== Фрагмент текста ==
•••••

Elena Makarova
13 сентябрь 2014 г.
Полгода без мамы.
* * *
Я воспою тебя, осенняя печаль,
В краю, где ёрничество служит одичанью,
Я на плеча твои поношенную шаль,
Как царское наброшу одеянье.
Я воспою тебя за то, что ты одна –
Без почитателей, поскольку ты не в моде,
Я воспою тебя за то, что ты пьяна
От бражки дождика и не внимаешь оде.
Позволь, я в очи загляну твои, печаль,
Увижу сдержанную дымчатостъ опала
И догадаюсь, что и мне себя не жаль,
И догадаюсь, что не всё ещё пропало.
2000
Завтра день рождения Семена Израилевича Липкина.
К его 90-летию я написала небольшую статею.
ПОБЕДИТЕЛЬ1. ДЕВЯНОСТОЛЕТИЕИграет солнце в желтеющих листьях березы, играем и мы, усевшись вкруг стола. Семен Израилевич тасует карты.

•••••

== Сохранённые записи ==

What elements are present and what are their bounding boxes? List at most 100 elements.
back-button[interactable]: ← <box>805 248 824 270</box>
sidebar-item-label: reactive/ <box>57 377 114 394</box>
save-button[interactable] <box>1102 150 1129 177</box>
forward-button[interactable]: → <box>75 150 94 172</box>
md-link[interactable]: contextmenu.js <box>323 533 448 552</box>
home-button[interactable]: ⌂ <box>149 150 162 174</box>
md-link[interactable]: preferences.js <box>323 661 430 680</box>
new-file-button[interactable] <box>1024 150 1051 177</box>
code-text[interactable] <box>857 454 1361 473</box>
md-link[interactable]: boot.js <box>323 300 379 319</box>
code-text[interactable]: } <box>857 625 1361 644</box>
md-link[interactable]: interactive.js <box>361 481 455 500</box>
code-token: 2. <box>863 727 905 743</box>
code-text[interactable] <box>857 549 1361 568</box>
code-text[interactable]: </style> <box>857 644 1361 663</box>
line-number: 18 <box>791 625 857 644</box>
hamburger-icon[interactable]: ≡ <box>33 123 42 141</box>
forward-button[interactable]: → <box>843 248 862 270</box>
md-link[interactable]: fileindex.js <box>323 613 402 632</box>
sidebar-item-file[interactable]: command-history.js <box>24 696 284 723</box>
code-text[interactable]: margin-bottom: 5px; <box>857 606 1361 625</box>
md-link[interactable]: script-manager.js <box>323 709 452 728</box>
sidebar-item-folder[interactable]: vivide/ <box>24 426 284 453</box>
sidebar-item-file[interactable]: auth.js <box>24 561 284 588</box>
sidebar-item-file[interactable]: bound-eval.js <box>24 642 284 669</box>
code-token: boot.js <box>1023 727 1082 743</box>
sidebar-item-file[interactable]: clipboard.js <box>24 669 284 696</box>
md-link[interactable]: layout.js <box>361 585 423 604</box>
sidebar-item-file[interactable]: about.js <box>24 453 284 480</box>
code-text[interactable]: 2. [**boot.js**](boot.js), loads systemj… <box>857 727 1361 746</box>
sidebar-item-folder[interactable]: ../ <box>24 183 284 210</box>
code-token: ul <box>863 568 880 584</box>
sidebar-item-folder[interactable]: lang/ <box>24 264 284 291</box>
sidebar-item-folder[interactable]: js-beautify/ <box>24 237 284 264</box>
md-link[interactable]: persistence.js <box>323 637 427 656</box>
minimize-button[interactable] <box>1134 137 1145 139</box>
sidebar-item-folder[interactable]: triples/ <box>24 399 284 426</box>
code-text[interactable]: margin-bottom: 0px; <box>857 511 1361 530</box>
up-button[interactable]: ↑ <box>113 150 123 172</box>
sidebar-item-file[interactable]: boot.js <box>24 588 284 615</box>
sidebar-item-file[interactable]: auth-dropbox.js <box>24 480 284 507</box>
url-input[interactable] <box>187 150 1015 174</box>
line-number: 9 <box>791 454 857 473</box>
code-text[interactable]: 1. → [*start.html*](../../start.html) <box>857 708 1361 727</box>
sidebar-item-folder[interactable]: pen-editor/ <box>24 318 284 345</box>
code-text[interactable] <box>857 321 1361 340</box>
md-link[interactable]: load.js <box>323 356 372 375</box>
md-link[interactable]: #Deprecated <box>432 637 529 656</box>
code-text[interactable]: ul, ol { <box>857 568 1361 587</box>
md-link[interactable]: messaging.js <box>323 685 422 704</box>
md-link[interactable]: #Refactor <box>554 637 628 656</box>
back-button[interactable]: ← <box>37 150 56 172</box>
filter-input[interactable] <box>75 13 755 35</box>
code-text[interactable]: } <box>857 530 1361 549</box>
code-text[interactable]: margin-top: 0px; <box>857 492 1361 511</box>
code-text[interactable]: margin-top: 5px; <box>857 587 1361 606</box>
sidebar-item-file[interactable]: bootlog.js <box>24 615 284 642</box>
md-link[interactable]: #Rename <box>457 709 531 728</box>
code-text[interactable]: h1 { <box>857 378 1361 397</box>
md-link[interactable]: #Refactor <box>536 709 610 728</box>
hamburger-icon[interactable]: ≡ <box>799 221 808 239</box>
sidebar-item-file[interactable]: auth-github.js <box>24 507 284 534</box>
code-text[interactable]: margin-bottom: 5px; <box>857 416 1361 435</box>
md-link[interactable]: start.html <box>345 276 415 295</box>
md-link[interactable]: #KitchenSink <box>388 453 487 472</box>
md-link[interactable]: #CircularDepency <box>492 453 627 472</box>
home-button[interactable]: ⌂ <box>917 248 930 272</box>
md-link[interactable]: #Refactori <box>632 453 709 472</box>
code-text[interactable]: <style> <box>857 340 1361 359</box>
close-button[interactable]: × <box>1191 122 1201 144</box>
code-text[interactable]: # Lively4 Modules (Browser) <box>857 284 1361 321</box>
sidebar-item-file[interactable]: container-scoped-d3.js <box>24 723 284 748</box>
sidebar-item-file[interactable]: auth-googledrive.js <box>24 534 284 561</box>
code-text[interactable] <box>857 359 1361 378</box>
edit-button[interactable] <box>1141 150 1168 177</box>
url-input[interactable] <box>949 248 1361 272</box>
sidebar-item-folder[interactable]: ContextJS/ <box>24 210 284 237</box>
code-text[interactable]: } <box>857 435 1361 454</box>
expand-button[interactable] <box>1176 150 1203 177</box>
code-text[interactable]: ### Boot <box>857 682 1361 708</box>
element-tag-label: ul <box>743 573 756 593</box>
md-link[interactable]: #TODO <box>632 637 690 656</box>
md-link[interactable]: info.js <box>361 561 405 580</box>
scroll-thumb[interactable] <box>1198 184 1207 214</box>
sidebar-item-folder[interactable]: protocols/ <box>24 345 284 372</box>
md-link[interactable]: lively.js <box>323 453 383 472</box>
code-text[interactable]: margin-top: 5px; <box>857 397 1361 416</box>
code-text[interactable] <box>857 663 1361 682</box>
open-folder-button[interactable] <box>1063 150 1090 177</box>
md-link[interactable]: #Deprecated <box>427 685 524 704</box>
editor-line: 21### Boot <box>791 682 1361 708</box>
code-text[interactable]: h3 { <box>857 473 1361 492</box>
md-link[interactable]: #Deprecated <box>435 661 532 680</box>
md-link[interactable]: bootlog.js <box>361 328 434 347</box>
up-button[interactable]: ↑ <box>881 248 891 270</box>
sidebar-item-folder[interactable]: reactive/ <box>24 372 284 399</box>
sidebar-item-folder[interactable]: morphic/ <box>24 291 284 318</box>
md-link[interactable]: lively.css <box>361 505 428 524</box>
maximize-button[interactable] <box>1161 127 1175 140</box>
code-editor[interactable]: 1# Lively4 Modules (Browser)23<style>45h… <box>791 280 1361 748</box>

•••••

== Что сделать ==
a - Выпишите из стихотворения во фрагменте все разные глаголы в форме первого лица единственного числа будущего времени, которыми говорящий называет свои действия.
b - Ответьте на вопросы по фрагменту.
(i) Какая дата стоит в начале фрагмента?
(ii) Какой год указан сразу после стихотворения?
(iii) К какому юбилею Семена Израилевича Липкина была написана небольшая статья?
c - Воспроизведите дословно часть фрагмента, начиная со слов «Позволь, я в» и далее до слов «Израилевич тасует карты.» включительно.

== Ответы на задания ==
a - воспою, наброшу, загляну, увижу, догадаюсь

b -
(i) 13 сентябрь 2014 г.
(ii) 2000
(iii) К его 90-летию.

c -
Позволь, я в очи загляну твои, печаль,
Увижу сдержанную дымчатостъ опала
И догадаюсь, что и мне себя не жаль,
И догадаюсь, что не всё ещё пропало.
2000
Завтра день рождения Семена Израилевича Липкина.
К его 90-летию я написала небольшую статею.
ПОБЕДИТЕЛЬ1. ДЕВЯНОСТОЛЕТИЕИграет солнце в желтеющих листьях березы, играем и мы, усевшись вкруг стола. Семен Израилевич тасует карты.